Items from a data source:
────────────────

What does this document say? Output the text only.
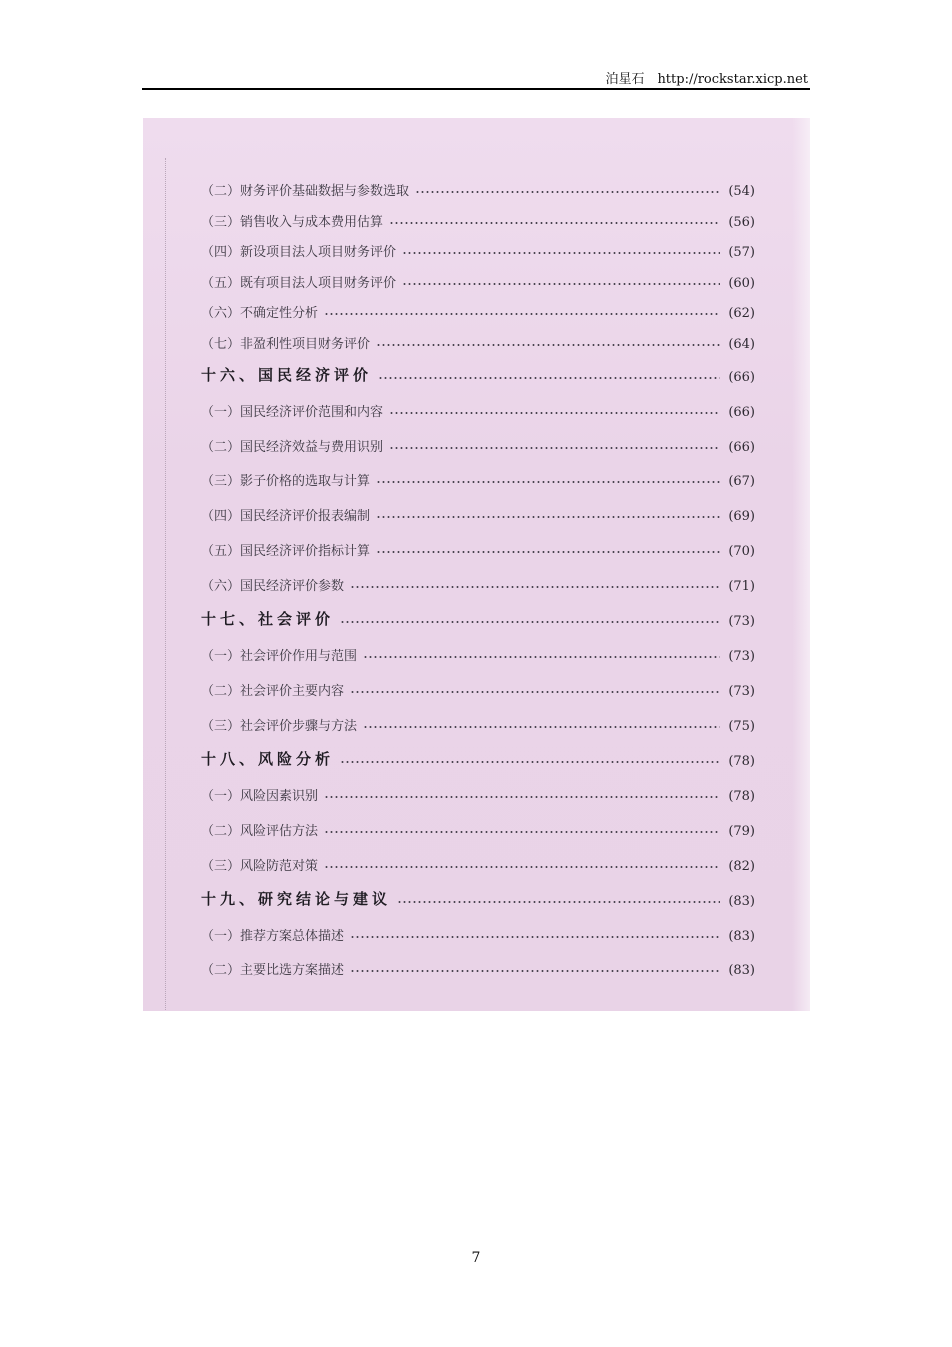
泊星石　http://rockstar.xicp.net
（二）财务评价基础数据与参数选取	(54)
（三）销售收入与成本费用估算	(56)
（四）新设项目法人项目财务评价	(57)
（五）既有项目法人项目财务评价	(60)
（六）不确定性分析	(62)
（七）非盈利性项目财务评价	(64)
十六、国民经济评价	(66)
（一）国民经济评价范围和内容	(66)
（二）国民经济效益与费用识别	(66)
（三）影子价格的选取与计算	(67)
（四）国民经济评价报表编制	(69)
（五）国民经济评价指标计算	(70)
（六）国民经济评价参数	(71)
十七、社会评价	(73)
（一）社会评价作用与范围	(73)
（二）社会评价主要内容	(73)
（三）社会评价步骤与方法	(75)
十八、风险分析	(78)
（一）风险因素识别	(78)
（二）风险评估方法	(79)
（三）风险防范对策	(82)
十九、研究结论与建议	(83)
（一）推荐方案总体描述	(83)
（二）主要比选方案描述	(83)
7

────────────────

[Work required]
Quote every record above exactly, omitting any pictures they contain.

[Output for this task]
What does this document say? Output the text only.
泊星石　http://rockstar.xicp.net
（二）财务评价基础数据与参数选取	(54)
（三）销售收入与成本费用估算	(56)
（四）新设项目法人项目财务评价	(57)
（五）既有项目法人项目财务评价	(60)
（六）不确定性分析	(62)
（七）非盈利性项目财务评价	(64)
十六、国民经济评价	(66)
（一）国民经济评价范围和内容	(66)
（二）国民经济效益与费用识别	(66)
（三）影子价格的选取与计算	(67)
（四）国民经济评价报表编制	(69)
（五）国民经济评价指标计算	(70)
（六）国民经济评价参数	(71)
十七、社会评价	(73)
（一）社会评价作用与范围	(73)
（二）社会评价主要内容	(73)
（三）社会评价步骤与方法	(75)
十八、风险分析	(78)
（一）风险因素识别	(78)
（二）风险评估方法	(79)
（三）风险防范对策	(82)
十九、研究结论与建议	(83)
（一）推荐方案总体描述	(83)
（二）主要比选方案描述	(83)
7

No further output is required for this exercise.